Copy each line of the material below that includes the string "Vincent".

-- begin Records shown --

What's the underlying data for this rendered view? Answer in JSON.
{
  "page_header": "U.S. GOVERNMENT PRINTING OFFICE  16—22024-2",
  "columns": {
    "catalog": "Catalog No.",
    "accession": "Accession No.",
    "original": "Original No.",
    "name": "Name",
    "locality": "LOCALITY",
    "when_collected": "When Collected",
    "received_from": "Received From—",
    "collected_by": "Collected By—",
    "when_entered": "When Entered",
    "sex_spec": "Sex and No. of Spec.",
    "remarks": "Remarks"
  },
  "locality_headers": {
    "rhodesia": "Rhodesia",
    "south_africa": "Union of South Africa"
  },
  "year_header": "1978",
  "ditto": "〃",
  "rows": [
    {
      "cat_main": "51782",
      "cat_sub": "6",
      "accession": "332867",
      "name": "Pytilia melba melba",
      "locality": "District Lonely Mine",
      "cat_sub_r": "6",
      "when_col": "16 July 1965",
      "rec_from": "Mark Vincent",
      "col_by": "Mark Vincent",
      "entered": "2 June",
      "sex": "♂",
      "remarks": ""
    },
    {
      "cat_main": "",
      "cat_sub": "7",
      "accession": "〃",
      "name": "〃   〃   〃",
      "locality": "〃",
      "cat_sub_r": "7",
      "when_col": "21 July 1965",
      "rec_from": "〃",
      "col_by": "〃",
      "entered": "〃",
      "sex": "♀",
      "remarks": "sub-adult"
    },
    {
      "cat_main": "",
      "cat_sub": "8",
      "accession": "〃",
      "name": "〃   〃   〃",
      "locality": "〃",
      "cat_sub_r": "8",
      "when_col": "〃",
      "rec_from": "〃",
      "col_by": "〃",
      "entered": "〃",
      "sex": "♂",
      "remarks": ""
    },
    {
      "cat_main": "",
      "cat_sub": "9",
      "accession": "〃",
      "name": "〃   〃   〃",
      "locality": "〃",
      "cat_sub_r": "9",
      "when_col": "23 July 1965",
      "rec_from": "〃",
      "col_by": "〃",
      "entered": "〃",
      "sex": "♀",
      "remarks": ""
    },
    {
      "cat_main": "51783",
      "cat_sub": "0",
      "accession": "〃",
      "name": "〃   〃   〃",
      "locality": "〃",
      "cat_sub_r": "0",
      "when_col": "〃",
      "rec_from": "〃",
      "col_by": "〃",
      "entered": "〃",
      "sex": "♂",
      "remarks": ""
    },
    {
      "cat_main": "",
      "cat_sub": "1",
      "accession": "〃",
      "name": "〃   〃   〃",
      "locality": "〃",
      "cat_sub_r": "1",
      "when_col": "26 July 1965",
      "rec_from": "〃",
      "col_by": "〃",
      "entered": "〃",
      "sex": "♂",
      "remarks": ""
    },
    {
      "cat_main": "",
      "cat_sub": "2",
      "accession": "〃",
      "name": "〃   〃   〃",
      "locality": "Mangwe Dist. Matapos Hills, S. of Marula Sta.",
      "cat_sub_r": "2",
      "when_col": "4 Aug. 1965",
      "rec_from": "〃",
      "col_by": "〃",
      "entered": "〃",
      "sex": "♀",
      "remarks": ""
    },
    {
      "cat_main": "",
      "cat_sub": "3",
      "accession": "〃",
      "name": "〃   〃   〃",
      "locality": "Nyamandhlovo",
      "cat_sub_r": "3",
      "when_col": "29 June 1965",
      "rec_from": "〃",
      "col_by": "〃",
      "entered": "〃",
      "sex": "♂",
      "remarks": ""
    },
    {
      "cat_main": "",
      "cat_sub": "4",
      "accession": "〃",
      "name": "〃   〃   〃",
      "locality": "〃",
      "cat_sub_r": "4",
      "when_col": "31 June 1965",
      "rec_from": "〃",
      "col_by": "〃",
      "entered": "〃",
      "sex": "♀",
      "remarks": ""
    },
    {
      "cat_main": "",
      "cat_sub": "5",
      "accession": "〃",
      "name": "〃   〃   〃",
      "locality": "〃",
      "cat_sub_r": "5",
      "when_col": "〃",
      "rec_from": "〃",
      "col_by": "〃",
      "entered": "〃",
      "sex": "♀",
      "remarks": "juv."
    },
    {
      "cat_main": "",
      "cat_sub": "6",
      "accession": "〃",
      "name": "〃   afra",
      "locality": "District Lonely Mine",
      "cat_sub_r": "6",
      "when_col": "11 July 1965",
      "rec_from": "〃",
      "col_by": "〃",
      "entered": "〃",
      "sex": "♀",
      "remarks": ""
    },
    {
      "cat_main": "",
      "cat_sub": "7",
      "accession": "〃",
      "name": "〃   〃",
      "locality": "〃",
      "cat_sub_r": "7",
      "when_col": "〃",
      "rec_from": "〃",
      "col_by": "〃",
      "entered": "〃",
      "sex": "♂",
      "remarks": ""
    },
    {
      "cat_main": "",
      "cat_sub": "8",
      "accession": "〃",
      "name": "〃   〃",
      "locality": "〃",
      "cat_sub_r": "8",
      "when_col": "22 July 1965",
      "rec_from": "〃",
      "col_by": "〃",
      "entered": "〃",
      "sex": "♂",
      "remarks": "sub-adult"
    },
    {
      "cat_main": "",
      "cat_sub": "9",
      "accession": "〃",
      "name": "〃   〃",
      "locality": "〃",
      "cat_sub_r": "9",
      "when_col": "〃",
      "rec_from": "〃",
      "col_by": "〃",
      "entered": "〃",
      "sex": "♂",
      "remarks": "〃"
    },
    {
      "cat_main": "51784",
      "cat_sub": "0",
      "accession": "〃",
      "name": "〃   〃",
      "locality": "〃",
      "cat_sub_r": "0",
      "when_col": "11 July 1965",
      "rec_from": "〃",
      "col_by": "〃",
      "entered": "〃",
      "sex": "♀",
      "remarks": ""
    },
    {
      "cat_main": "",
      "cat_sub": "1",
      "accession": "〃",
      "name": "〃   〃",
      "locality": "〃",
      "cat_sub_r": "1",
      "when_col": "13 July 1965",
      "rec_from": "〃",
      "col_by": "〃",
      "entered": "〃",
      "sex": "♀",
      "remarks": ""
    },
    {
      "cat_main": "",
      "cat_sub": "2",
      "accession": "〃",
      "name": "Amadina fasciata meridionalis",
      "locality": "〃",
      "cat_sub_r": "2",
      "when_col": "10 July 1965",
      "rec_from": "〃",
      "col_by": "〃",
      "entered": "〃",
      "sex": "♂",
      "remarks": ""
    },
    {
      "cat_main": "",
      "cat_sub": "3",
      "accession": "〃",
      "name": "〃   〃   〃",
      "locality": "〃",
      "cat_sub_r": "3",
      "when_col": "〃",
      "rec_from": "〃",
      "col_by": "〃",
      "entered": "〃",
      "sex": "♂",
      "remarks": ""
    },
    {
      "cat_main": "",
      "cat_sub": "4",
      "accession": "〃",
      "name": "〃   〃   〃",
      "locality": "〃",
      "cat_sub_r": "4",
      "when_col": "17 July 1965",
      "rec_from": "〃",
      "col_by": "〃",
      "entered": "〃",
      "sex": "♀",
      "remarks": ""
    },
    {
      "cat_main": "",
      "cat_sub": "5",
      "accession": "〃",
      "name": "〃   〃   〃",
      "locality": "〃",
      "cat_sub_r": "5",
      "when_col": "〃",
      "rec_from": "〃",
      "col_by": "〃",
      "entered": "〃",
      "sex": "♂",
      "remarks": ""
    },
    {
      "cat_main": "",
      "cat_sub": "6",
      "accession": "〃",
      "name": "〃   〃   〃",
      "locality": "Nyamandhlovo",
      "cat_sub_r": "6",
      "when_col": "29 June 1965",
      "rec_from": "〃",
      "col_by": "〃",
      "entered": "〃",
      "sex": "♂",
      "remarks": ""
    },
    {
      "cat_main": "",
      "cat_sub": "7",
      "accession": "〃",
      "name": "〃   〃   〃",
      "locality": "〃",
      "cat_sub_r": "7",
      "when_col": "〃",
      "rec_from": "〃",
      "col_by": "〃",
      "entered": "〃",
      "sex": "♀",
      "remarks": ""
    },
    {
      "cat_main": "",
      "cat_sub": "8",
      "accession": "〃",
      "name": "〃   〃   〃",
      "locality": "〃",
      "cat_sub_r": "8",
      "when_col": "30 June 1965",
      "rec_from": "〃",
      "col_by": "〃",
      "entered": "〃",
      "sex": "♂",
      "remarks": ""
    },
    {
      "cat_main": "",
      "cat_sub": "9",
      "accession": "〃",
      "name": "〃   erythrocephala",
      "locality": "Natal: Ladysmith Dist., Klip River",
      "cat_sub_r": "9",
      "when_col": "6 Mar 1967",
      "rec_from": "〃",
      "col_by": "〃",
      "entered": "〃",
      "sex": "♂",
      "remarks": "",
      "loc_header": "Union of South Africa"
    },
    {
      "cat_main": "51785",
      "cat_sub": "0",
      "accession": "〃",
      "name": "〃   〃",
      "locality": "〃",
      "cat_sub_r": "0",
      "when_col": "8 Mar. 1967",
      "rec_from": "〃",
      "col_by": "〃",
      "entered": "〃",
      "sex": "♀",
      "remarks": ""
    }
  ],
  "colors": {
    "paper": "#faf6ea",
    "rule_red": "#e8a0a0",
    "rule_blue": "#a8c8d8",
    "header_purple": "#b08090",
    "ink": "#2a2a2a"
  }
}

-- end Records shown --

**Solution below:**
      "rec_from": "Mark Vincent",
      "col_by": "Mark Vincent",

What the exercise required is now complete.